To be done:
In the cookery text below, reproduce the passage starting at "Method.—Shred the chicken-meat" and ending at "veal is used.", word for word.

START Extract provided

Ingredients.— ½ a lb. of raw chicken or lean veal, ½ an oz. of pearl barley, ½ a pint of cold water, ½ a gill of cream, salt and pepper.
Method.—Shred the chicken-meat or veal finely or pass it through a mincing machine. Cover the barley with cold water, boil for 2 or 3 minutes, then strain. Replace the barley in the stewpan, add the prepared meat, water and a little salt, and cook as gently as possible from 1¾ to 2 hours. Strain, pound the meat and barley in a mortar until smooth, moistening it meanwhile with a little of the liquor in which it was cooked, and rub it through a fine sieve. Add the cream slightly whipped, season to taste, and either serve cold, or re-heat a little as required.
Time.—2½ hours. Average Cost, 9d., when veal is used.
3204.—BRAISED NECK OF LAMB.
Ingredients.—1 lb. of the best end neck of lamb, 1 carrot, ½ a turnip, 1 onion, 2 or 3 sprigs of parsley, ¾ of a pint of stock or water, salt and pepper.

END Extract provided
START Raw data

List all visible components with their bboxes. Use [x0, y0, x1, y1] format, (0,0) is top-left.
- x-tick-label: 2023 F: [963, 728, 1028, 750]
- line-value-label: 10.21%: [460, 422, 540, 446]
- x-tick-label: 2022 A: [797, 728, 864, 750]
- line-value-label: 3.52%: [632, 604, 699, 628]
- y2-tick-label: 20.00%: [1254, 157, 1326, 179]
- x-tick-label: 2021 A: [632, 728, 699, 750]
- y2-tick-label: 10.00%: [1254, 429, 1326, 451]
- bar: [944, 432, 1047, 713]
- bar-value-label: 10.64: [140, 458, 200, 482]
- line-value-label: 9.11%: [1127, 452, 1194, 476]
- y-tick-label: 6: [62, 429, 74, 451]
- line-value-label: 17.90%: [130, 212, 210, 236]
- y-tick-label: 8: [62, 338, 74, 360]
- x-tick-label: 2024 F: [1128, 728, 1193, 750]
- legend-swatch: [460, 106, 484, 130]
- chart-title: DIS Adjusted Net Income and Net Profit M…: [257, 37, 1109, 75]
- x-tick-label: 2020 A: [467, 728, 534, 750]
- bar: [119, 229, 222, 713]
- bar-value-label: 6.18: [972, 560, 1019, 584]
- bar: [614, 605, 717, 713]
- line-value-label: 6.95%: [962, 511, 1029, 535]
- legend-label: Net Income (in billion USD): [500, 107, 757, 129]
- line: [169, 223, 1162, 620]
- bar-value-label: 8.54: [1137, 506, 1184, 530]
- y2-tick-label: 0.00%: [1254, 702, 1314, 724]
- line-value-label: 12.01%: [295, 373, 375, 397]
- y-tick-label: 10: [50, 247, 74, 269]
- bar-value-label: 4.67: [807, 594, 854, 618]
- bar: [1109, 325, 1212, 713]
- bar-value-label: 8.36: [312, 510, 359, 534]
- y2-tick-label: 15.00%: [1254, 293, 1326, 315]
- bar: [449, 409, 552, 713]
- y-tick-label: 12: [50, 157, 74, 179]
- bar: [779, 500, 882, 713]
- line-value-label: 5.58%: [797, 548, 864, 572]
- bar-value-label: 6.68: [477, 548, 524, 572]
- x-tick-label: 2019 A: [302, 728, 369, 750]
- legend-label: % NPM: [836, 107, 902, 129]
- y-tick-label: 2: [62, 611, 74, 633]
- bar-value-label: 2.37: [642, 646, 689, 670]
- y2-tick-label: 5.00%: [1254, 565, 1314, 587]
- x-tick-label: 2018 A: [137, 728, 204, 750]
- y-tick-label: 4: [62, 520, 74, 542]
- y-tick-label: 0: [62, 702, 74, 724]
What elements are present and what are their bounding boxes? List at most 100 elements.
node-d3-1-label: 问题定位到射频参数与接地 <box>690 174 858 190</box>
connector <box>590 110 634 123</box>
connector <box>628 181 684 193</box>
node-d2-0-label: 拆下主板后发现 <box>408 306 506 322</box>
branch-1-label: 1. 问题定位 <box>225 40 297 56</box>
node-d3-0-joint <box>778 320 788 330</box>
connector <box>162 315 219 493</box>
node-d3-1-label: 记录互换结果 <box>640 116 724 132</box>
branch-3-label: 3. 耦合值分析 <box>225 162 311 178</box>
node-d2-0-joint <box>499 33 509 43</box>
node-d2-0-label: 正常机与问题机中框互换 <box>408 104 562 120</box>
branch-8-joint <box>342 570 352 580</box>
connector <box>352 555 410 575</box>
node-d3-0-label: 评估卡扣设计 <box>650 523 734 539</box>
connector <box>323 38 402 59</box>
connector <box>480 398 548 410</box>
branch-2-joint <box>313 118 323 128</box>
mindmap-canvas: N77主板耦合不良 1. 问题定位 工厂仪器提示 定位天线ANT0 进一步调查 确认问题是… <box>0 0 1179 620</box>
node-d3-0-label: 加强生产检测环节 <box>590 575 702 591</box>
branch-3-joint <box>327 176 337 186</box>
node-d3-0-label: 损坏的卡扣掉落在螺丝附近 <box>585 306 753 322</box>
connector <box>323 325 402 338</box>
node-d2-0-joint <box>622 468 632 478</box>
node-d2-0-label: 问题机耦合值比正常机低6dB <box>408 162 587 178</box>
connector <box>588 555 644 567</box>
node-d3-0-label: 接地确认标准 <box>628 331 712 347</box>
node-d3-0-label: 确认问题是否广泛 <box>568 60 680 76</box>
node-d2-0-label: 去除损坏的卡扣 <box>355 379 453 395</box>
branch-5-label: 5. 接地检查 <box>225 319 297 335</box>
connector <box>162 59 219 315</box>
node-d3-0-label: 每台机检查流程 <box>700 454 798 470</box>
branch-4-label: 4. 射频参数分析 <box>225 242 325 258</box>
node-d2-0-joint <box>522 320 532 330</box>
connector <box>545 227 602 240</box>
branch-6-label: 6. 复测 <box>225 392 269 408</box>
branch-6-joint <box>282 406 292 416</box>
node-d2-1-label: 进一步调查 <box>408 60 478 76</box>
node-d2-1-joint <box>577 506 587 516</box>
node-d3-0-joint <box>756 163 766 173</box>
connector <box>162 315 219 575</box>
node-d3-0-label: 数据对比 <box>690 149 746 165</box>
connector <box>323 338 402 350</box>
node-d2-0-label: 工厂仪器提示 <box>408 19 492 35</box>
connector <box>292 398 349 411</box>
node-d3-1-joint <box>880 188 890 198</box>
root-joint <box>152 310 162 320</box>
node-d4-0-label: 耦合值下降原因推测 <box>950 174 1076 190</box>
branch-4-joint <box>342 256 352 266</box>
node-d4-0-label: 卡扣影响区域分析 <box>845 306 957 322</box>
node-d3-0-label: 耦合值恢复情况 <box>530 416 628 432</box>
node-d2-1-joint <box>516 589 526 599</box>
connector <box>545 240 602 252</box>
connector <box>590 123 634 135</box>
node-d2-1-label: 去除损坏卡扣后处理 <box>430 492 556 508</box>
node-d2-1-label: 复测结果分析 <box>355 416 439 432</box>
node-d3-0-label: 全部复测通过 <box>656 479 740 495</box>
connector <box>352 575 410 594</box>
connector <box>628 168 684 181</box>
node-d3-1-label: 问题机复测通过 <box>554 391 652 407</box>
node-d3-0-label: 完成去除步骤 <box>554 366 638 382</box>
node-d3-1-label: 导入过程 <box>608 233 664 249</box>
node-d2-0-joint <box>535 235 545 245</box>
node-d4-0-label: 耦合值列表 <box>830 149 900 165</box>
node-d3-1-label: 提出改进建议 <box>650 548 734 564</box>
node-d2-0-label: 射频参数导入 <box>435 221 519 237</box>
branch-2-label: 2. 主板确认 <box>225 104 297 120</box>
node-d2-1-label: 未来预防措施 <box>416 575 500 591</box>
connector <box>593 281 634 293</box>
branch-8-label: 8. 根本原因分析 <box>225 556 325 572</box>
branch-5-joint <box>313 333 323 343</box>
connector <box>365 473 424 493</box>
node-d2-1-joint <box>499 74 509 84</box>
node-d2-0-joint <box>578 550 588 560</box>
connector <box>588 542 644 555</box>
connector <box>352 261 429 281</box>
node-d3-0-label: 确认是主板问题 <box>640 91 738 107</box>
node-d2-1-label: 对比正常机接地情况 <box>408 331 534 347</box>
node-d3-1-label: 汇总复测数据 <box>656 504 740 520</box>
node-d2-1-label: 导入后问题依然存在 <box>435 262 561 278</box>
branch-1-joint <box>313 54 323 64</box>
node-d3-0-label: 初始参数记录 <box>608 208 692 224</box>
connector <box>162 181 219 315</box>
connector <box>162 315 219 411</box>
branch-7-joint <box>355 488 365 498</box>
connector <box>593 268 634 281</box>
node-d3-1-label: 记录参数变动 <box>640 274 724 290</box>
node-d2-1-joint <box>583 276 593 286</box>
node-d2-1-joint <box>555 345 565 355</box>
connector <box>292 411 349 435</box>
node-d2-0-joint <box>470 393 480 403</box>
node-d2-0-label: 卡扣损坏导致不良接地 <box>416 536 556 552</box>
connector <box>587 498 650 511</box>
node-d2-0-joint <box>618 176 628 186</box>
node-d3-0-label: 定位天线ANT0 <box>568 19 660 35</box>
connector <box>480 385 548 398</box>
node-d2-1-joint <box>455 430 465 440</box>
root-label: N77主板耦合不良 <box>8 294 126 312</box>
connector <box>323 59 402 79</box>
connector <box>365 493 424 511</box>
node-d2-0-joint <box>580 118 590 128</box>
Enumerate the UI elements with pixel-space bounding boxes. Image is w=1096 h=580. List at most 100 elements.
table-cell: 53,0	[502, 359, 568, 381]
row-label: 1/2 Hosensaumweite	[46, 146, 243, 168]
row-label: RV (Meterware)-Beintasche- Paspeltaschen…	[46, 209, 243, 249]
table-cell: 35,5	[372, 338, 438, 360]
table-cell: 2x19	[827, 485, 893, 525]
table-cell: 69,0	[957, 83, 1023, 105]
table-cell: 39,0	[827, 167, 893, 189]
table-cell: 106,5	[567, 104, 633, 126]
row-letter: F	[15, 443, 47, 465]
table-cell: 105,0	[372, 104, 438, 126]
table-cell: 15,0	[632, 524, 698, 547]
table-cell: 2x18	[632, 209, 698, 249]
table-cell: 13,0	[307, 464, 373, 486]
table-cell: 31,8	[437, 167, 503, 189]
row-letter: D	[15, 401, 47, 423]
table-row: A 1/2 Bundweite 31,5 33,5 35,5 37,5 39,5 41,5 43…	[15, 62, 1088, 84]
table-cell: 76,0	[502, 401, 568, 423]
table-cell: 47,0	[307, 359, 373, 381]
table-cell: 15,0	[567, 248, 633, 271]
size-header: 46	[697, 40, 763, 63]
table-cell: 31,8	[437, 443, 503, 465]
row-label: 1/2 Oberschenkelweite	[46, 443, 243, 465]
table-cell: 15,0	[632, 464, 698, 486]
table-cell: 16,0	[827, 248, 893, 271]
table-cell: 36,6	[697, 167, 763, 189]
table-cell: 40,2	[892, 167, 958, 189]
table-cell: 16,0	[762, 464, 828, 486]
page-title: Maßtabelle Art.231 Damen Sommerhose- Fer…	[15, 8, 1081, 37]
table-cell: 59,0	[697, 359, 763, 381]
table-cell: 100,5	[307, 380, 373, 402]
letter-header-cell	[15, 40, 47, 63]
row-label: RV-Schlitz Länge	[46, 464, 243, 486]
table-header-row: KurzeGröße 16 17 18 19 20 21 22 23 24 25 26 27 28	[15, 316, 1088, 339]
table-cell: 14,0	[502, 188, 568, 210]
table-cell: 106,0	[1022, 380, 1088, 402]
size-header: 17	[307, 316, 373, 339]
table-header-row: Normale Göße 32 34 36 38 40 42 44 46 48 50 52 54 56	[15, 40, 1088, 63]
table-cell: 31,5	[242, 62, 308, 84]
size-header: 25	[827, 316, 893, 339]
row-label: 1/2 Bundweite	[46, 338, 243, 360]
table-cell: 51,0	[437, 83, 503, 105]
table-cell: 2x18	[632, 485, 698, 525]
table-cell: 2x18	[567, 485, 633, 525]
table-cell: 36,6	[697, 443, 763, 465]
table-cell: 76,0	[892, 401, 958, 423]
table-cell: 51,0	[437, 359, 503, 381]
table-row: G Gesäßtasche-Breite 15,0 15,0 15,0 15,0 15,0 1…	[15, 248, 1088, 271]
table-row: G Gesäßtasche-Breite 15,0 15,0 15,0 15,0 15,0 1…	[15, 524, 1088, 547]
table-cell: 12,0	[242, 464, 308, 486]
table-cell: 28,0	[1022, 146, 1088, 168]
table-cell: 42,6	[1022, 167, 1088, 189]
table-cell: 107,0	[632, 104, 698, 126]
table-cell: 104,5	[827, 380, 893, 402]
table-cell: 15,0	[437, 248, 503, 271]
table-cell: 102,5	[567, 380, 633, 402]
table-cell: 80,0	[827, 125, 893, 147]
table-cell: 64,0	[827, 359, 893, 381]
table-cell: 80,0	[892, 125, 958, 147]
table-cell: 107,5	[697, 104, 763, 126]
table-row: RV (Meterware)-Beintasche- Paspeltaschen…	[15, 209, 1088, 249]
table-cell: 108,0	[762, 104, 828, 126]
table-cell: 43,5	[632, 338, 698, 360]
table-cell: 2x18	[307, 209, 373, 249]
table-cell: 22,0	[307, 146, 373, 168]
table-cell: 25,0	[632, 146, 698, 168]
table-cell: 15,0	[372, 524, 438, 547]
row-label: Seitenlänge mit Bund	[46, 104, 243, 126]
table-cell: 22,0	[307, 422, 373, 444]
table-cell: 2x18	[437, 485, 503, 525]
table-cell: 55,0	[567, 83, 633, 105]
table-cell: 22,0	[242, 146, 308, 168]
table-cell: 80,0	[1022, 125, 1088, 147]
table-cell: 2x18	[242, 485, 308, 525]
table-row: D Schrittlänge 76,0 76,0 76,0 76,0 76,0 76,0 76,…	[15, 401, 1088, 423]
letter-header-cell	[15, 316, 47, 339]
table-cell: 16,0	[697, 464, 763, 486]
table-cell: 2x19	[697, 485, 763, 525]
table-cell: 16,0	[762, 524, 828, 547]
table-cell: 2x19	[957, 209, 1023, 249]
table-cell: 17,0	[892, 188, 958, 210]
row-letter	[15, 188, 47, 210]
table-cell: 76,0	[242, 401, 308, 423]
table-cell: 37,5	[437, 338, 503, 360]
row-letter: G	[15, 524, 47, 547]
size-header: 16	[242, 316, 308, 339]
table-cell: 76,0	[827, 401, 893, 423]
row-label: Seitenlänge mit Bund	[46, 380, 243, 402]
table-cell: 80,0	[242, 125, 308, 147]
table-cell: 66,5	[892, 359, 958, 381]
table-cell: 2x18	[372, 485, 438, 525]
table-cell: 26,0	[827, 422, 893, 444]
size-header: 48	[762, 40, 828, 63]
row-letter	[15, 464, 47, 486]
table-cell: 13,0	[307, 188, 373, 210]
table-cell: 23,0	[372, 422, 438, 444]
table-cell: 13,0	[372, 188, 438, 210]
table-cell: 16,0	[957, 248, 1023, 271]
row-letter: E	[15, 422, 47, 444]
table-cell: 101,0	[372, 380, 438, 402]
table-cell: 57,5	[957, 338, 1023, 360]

END Raw data

Written solution:
Method.—Shred the chicken-meat or veal finely or pass it through a mincing machine. Cover the barley with cold water, boil for 2 or 3 minutes, then strain. Replace the barley in the stewpan, add the prepared meat, water and a little salt, and cook as gently as possible from 1¾ to 2 hours. Strain, pound the meat and barley in a mortar until smooth, moistening it meanwhile with a little of the liquor in which it was cooked, and rub it through a fine sieve. Add the cream slightly whipped, season to taste, and either serve cold, or re-heat a little as required.
Time.—2½ hours. Average Cost, 9d., when veal is used.